**Records from a collection:**

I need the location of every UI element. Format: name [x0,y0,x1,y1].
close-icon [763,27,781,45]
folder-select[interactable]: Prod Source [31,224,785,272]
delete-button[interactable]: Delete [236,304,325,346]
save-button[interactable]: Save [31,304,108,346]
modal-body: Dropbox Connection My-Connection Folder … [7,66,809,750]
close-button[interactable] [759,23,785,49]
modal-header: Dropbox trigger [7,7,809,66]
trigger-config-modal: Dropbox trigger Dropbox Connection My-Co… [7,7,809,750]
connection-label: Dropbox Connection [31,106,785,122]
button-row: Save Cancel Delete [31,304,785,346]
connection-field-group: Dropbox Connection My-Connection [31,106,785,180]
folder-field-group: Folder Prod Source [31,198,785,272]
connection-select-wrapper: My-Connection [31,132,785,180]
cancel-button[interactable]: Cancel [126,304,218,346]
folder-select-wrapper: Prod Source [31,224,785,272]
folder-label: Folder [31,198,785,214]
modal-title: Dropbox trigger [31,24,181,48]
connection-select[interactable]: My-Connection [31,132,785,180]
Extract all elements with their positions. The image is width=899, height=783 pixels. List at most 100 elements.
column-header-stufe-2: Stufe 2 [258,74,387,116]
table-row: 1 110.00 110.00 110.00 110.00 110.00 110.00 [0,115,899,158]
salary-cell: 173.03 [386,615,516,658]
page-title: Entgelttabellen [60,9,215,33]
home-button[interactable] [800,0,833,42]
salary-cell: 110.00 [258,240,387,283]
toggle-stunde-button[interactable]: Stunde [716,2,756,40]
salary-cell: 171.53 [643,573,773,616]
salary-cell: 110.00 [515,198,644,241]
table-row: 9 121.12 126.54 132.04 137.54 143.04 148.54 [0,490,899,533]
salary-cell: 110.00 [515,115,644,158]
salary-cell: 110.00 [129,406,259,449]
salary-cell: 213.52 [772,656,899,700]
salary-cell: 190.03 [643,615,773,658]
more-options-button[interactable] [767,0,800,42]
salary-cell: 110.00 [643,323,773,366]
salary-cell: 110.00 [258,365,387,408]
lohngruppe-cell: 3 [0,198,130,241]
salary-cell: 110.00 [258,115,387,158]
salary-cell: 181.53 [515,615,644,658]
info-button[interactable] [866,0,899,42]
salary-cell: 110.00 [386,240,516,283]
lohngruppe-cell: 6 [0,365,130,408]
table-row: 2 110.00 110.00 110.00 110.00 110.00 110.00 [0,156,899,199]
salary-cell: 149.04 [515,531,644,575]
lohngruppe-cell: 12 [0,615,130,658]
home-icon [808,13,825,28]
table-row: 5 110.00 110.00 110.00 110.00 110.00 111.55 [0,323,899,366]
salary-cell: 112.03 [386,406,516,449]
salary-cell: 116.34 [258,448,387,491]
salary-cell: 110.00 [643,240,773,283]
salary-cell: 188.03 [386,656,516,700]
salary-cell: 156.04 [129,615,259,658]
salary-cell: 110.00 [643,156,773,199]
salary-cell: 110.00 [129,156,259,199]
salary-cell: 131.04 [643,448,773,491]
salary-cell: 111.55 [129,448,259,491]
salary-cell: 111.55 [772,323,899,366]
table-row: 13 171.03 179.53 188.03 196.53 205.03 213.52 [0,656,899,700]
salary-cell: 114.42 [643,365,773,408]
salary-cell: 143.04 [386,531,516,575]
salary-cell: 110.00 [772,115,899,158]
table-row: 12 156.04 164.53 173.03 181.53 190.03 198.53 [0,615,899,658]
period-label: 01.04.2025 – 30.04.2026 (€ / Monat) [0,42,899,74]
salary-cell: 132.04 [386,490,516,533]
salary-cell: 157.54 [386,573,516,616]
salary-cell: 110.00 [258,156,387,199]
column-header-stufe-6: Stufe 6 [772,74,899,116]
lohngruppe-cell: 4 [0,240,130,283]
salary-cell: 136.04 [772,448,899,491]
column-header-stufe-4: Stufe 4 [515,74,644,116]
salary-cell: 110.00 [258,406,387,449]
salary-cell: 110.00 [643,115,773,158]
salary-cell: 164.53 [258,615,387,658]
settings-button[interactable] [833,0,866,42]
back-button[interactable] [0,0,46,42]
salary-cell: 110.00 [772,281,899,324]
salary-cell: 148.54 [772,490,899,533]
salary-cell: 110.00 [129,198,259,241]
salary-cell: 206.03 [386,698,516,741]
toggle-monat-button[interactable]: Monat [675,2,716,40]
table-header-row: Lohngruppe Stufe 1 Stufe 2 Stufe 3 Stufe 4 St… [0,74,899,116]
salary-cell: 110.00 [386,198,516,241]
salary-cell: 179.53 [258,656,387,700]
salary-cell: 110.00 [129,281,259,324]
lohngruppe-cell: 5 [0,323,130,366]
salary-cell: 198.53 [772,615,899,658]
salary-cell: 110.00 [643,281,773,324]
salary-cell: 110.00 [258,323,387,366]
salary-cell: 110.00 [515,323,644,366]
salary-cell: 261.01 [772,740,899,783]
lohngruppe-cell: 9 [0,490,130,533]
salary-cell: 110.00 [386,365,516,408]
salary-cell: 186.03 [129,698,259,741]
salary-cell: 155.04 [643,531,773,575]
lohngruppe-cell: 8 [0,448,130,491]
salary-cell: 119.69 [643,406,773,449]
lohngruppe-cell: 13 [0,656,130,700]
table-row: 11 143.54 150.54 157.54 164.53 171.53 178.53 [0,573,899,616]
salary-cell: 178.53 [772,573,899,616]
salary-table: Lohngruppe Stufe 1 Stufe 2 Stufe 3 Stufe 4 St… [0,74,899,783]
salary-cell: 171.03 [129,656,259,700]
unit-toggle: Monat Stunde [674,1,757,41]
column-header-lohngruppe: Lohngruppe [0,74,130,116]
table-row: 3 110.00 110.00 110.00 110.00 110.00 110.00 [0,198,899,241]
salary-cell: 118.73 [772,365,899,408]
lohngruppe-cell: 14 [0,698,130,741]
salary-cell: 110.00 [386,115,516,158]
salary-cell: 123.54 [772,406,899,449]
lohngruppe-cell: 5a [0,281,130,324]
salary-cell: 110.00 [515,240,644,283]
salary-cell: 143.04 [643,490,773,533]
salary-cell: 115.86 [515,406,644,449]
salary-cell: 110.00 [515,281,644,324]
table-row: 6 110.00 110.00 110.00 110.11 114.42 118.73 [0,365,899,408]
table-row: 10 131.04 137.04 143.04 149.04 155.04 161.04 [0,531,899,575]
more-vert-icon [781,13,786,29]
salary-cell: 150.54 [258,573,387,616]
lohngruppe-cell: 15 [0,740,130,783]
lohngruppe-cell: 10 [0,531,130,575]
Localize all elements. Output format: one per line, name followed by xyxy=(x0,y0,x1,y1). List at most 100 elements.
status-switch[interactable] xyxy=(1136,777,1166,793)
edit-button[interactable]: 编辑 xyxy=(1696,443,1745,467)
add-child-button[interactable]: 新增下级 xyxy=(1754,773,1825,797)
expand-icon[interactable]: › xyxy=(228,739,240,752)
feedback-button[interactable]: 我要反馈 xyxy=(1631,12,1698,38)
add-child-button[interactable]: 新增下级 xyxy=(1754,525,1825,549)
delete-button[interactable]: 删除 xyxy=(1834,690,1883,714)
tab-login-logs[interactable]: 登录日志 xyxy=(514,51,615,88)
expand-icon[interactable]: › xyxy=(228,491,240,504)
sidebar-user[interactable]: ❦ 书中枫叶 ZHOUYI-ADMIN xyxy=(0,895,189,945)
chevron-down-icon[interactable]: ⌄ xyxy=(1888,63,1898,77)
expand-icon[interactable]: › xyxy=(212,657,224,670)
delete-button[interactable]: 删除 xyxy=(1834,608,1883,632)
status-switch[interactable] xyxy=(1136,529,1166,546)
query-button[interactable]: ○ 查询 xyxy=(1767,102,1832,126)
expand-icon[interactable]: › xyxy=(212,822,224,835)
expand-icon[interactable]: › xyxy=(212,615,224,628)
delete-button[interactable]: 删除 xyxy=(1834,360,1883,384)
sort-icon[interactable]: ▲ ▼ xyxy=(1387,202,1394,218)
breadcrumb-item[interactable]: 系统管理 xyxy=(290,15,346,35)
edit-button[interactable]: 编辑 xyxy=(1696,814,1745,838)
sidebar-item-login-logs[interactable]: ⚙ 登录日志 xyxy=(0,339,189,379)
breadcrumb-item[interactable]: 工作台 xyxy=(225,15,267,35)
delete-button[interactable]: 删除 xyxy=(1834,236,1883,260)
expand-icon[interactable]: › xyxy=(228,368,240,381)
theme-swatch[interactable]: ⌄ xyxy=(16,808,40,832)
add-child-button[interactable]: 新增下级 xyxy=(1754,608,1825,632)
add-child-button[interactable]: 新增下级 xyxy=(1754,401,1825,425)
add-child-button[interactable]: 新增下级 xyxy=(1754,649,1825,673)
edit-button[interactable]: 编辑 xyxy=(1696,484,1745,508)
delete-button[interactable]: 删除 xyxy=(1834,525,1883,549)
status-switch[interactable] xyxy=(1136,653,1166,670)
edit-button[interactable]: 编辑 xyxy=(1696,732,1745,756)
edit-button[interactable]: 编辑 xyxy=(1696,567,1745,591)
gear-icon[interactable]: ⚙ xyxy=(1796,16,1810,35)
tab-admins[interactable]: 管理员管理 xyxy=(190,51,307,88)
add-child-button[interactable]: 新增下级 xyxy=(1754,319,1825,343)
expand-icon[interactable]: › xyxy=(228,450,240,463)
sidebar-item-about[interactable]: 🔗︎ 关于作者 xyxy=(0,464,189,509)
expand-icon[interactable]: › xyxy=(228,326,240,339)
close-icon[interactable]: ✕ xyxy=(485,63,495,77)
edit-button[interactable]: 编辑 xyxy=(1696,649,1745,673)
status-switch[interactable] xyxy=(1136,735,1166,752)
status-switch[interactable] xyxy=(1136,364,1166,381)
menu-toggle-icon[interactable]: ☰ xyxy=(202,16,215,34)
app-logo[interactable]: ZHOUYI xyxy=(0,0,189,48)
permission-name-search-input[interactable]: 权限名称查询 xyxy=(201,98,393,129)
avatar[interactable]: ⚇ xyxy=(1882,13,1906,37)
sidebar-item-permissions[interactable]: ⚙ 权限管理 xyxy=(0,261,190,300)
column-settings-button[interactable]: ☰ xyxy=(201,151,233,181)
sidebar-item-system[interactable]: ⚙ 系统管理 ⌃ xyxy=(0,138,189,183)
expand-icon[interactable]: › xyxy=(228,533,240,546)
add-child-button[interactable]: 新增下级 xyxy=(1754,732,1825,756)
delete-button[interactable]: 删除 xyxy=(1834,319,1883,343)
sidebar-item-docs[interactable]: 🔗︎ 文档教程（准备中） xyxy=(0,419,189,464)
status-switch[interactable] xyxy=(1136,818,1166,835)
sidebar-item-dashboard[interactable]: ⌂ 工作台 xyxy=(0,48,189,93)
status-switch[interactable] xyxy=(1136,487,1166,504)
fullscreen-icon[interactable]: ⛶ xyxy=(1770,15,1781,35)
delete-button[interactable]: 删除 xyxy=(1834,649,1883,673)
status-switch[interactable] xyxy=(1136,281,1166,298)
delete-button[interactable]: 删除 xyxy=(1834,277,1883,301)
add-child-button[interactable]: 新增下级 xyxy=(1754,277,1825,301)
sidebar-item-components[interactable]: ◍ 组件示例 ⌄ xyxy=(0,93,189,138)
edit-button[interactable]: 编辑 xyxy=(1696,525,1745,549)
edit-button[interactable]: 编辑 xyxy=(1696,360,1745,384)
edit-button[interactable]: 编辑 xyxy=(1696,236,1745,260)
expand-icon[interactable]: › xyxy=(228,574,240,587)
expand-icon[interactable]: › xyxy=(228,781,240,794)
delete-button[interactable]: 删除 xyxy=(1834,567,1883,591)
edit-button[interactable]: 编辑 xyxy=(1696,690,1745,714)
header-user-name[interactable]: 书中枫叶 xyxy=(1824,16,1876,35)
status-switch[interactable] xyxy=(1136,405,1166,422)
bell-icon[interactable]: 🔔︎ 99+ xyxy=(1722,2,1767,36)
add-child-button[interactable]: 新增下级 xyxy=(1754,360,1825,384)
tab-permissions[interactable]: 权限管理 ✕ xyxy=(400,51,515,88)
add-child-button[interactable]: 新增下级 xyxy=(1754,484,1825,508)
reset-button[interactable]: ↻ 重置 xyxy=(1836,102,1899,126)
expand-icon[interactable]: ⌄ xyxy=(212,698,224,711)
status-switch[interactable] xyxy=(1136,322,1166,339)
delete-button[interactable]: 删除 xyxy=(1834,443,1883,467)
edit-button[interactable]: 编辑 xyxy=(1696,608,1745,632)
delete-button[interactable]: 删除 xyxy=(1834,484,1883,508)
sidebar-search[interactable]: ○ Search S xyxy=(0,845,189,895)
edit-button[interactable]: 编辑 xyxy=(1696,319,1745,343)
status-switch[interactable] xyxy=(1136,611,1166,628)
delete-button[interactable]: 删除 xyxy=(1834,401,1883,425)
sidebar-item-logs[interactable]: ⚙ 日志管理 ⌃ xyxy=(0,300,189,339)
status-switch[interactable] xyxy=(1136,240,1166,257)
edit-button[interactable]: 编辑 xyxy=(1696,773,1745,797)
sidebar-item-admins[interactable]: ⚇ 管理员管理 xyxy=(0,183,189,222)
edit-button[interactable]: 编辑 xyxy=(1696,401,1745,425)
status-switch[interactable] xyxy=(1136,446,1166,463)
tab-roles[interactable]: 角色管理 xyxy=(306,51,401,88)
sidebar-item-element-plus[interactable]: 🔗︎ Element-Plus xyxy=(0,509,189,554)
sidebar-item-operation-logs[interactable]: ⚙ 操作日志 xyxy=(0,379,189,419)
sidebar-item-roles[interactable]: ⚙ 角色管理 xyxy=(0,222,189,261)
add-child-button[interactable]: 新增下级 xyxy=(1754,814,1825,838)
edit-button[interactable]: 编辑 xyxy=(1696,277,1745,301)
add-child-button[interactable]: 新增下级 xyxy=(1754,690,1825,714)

**Instruction:** Return, without any change, the lines that begin at the start of the records and continue through the line containing "salary-cell: 190.03 [643,615,773,658]".

**Correct answer:**
I need the location of every UI element. Format: name [x0,y0,x1,y1].
close-icon [763,27,781,45]
folder-select[interactable]: Prod Source [31,224,785,272]
delete-button[interactable]: Delete [236,304,325,346]
save-button[interactable]: Save [31,304,108,346]
modal-body: Dropbox Connection My-Connection Folder … [7,66,809,750]
close-button[interactable] [759,23,785,49]
modal-header: Dropbox trigger [7,7,809,66]
trigger-config-modal: Dropbox trigger Dropbox Connection My-Co… [7,7,809,750]
connection-label: Dropbox Connection [31,106,785,122]
button-row: Save Cancel Delete [31,304,785,346]
connection-field-group: Dropbox Connection My-Connection [31,106,785,180]
folder-field-group: Folder Prod Source [31,198,785,272]
connection-select-wrapper: My-Connection [31,132,785,180]
cancel-button[interactable]: Cancel [126,304,218,346]
folder-select-wrapper: Prod Source [31,224,785,272]
folder-label: Folder [31,198,785,214]
modal-title: Dropbox trigger [31,24,181,48]
connection-select[interactable]: My-Connection [31,132,785,180]
Extract all elements with their positions. The image is width=899, height=783 pixels. List at most 100 elements.
column-header-stufe-2: Stufe 2 [258,74,387,116]
table-row: 1 110.00 110.00 110.00 110.00 110.00 110.00 [0,115,899,158]
salary-cell: 173.03 [386,615,516,658]
page-title: Entgelttabellen [60,9,215,33]
home-button[interactable] [800,0,833,42]
salary-cell: 110.00 [258,240,387,283]
toggle-stunde-button[interactable]: Stunde [716,2,756,40]
salary-cell: 171.53 [643,573,773,616]
salary-cell: 110.00 [515,198,644,241]
table-row: 9 121.12 126.54 132.04 137.54 143.04 148.54 [0,490,899,533]
salary-cell: 110.00 [515,115,644,158]
salary-cell: 110.00 [129,406,259,449]
salary-cell: 213.52 [772,656,899,700]
salary-cell: 190.03 [643,615,773,658]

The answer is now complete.